_The request_. Transcribe the records that follow exactly. Skip the pictures.

------

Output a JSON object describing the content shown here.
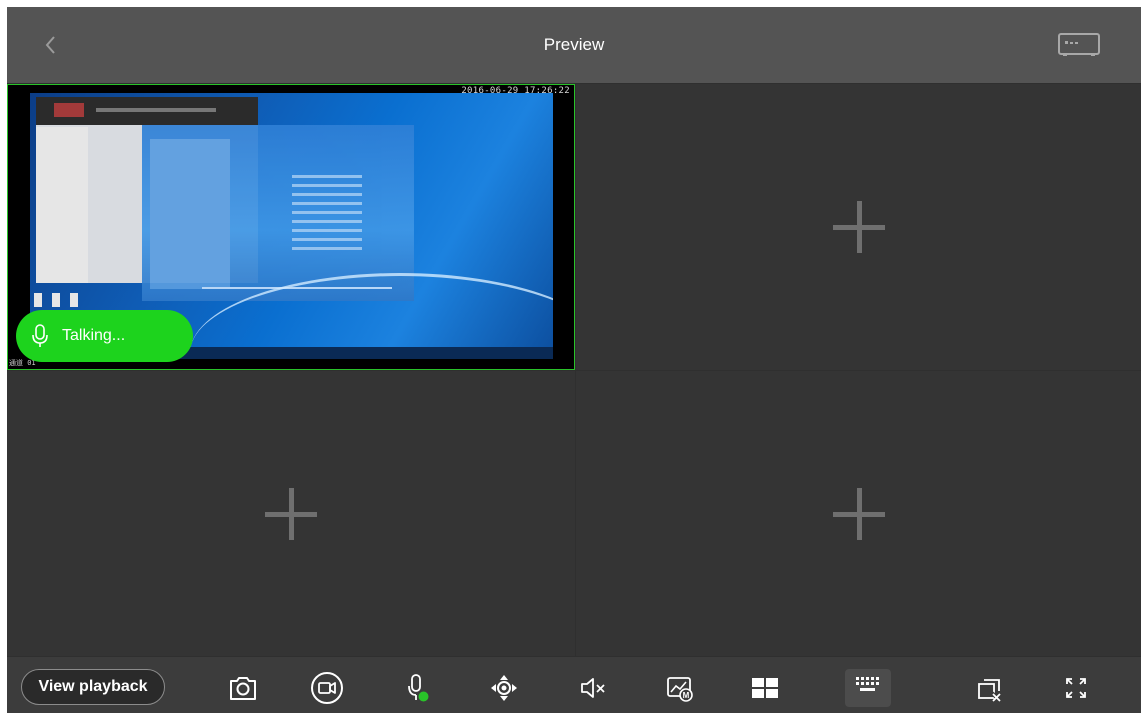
{
  "header": {
    "title": "Preview",
    "back_icon": "chevron-left-icon",
    "device_icon": "nvr-device-icon"
  },
  "grid": {
    "layout": "2x2",
    "selected_channel": 1,
    "active_border_color": "#29c329",
    "channels": [
      {
        "slot": 1,
        "state": "live",
        "timestamp": "2016-06-29 17:26:22",
        "label": "通道 01",
        "talk_status": "Talking..."
      },
      {
        "slot": 2,
        "state": "empty",
        "icon": "add-icon"
      },
      {
        "slot": 3,
        "state": "empty",
        "icon": "add-icon"
      },
      {
        "slot": 4,
        "state": "empty",
        "icon": "add-icon"
      }
    ]
  },
  "talk": {
    "label": "Talking...",
    "color": "#1dd31d",
    "icon": "microphone-icon"
  },
  "toolbar": {
    "playback_label": "View playback",
    "tools": [
      {
        "name": "snapshot",
        "icon": "camera-icon"
      },
      {
        "name": "record",
        "icon": "video-record-icon"
      },
      {
        "name": "talk",
        "icon": "microphone-active-icon",
        "active": true,
        "active_color": "#29c329"
      },
      {
        "name": "ptz",
        "icon": "ptz-direction-icon"
      },
      {
        "name": "audio",
        "icon": "speaker-muted-icon"
      },
      {
        "name": "stream",
        "icon": "stream-quality-icon"
      },
      {
        "name": "split-screen",
        "icon": "grid-layout-icon"
      },
      {
        "name": "keyboard",
        "icon": "keyboard-icon",
        "highlighted": true
      },
      {
        "name": "close-all",
        "icon": "close-all-windows-icon"
      },
      {
        "name": "fullscreen",
        "icon": "fullscreen-icon"
      }
    ]
  }
}
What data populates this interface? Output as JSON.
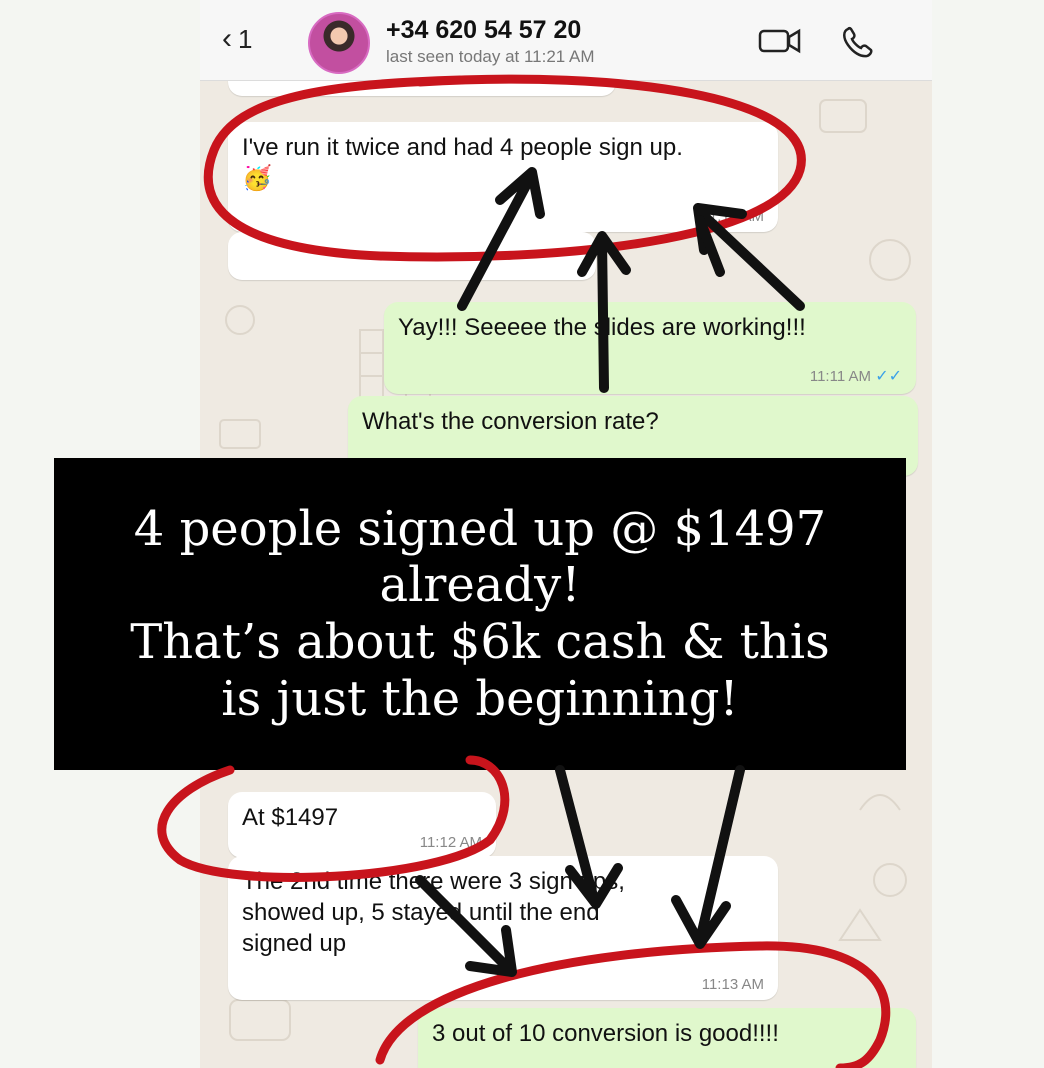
{
  "header": {
    "back_count": "1",
    "contact_number": "+34 620 54 57 20",
    "last_seen": "last seen today at 11:21 AM",
    "icons": [
      "back-chevron-icon",
      "video-call-icon",
      "phone-call-icon"
    ]
  },
  "messages": [
    {
      "dir": "in",
      "text": "I've run it twice and had 4 people sign up.",
      "emoji": "🥳",
      "time": "11:10 AM"
    },
    {
      "dir": "out",
      "text": "Yay!!! Seeeee the slides are working!!!",
      "time": "11:11 AM"
    },
    {
      "dir": "out",
      "text": "What's the conversion rate?",
      "time": ""
    },
    {
      "dir": "in",
      "text": "At $1497",
      "time": "11:12 AM"
    },
    {
      "dir": "in",
      "text_lines": [
        "The 2nd time there were 3 sign ups,",
        "showed up, 5 stayed until the end",
        "signed up"
      ],
      "time": "11:13 AM"
    },
    {
      "dir": "out",
      "text": "3 out of 10 conversion is good!!!!",
      "time": ""
    }
  ],
  "overlay": {
    "lines": [
      "4 people signed up @ $1497",
      "already!",
      "That’s about $6k cash & this",
      "is just the beginning!"
    ]
  },
  "colors": {
    "chat_bg": "#efeae2",
    "bubble_in": "#ffffff",
    "bubble_out": "#e0f8cc",
    "annotation_red": "#c8141c",
    "overlay_bg": "#000000",
    "read_tick": "#3aa0e8"
  }
}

------

_Answer to this exercise_.
Output a JSON object describing the content shown here.
{
  "header": {
    "title": "Preview",
    "back_icon": "chevron-left-icon",
    "device_icon": "nvr-device-icon"
  },
  "grid": {
    "layout": "2x2",
    "selected_channel": 1,
    "active_border_color": "#29c329",
    "channels": [
      {
        "slot": 1,
        "state": "live",
        "timestamp": "2016-06-29 17:26:22",
        "label": "通道 01",
        "talk_status": "Talking..."
      },
      {
        "slot": 2,
        "state": "empty",
        "icon": "add-icon"
      },
      {
        "slot": 3,
        "state": "empty",
        "icon": "add-icon"
      },
      {
        "slot": 4,
        "state": "empty",
        "icon": "add-icon"
      }
    ]
  },
  "talk": {
    "label": "Talking...",
    "color": "#1dd31d",
    "icon": "microphone-icon"
  },
  "toolbar": {
    "playback_label": "View playback",
    "tools": [
      {
        "name": "snapshot",
        "icon": "camera-icon"
      },
      {
        "name": "record",
        "icon": "video-record-icon"
      },
      {
        "name": "talk",
        "icon": "microphone-active-icon",
        "active": true,
        "active_color": "#29c329"
      },
      {
        "name": "ptz",
        "icon": "ptz-direction-icon"
      },
      {
        "name": "audio",
        "icon": "speaker-muted-icon"
      },
      {
        "name": "stream",
        "icon": "stream-quality-icon"
      },
      {
        "name": "split-screen",
        "icon": "grid-layout-icon"
      },
      {
        "name": "keyboard",
        "icon": "keyboard-icon",
        "highlighted": true
      },
      {
        "name": "close-all",
        "icon": "close-all-windows-icon"
      },
      {
        "name": "fullscreen",
        "icon": "fullscreen-icon"
      }
    ]
  }
}
What data populates this interface? Output as JSON.
{
  "header": {
    "back_count": "1",
    "contact_number": "+34 620 54 57 20",
    "last_seen": "last seen today at 11:21 AM",
    "icons": [
      "back-chevron-icon",
      "video-call-icon",
      "phone-call-icon"
    ]
  },
  "messages": [
    {
      "dir": "in",
      "text": "I've run it twice and had 4 people sign up.",
      "emoji": "🥳",
      "time": "11:10 AM"
    },
    {
      "dir": "out",
      "text": "Yay!!! Seeeee the slides are working!!!",
      "time": "11:11 AM"
    },
    {
      "dir": "out",
      "text": "What's the conversion rate?",
      "time": ""
    },
    {
      "dir": "in",
      "text": "At $1497",
      "time": "11:12 AM"
    },
    {
      "dir": "in",
      "text_lines": [
        "The 2nd time there were 3 sign ups,",
        "showed up, 5 stayed until the end",
        "signed up"
      ],
      "time": "11:13 AM"
    },
    {
      "dir": "out",
      "text": "3 out of 10 conversion is good!!!!",
      "time": ""
    }
  ],
  "overlay": {
    "lines": [
      "4 people signed up @ $1497",
      "already!",
      "That’s about $6k cash & this",
      "is just the beginning!"
    ]
  },
  "colors": {
    "chat_bg": "#efeae2",
    "bubble_in": "#ffffff",
    "bubble_out": "#e0f8cc",
    "annotation_red": "#c8141c",
    "overlay_bg": "#000000",
    "read_tick": "#3aa0e8"
  }
}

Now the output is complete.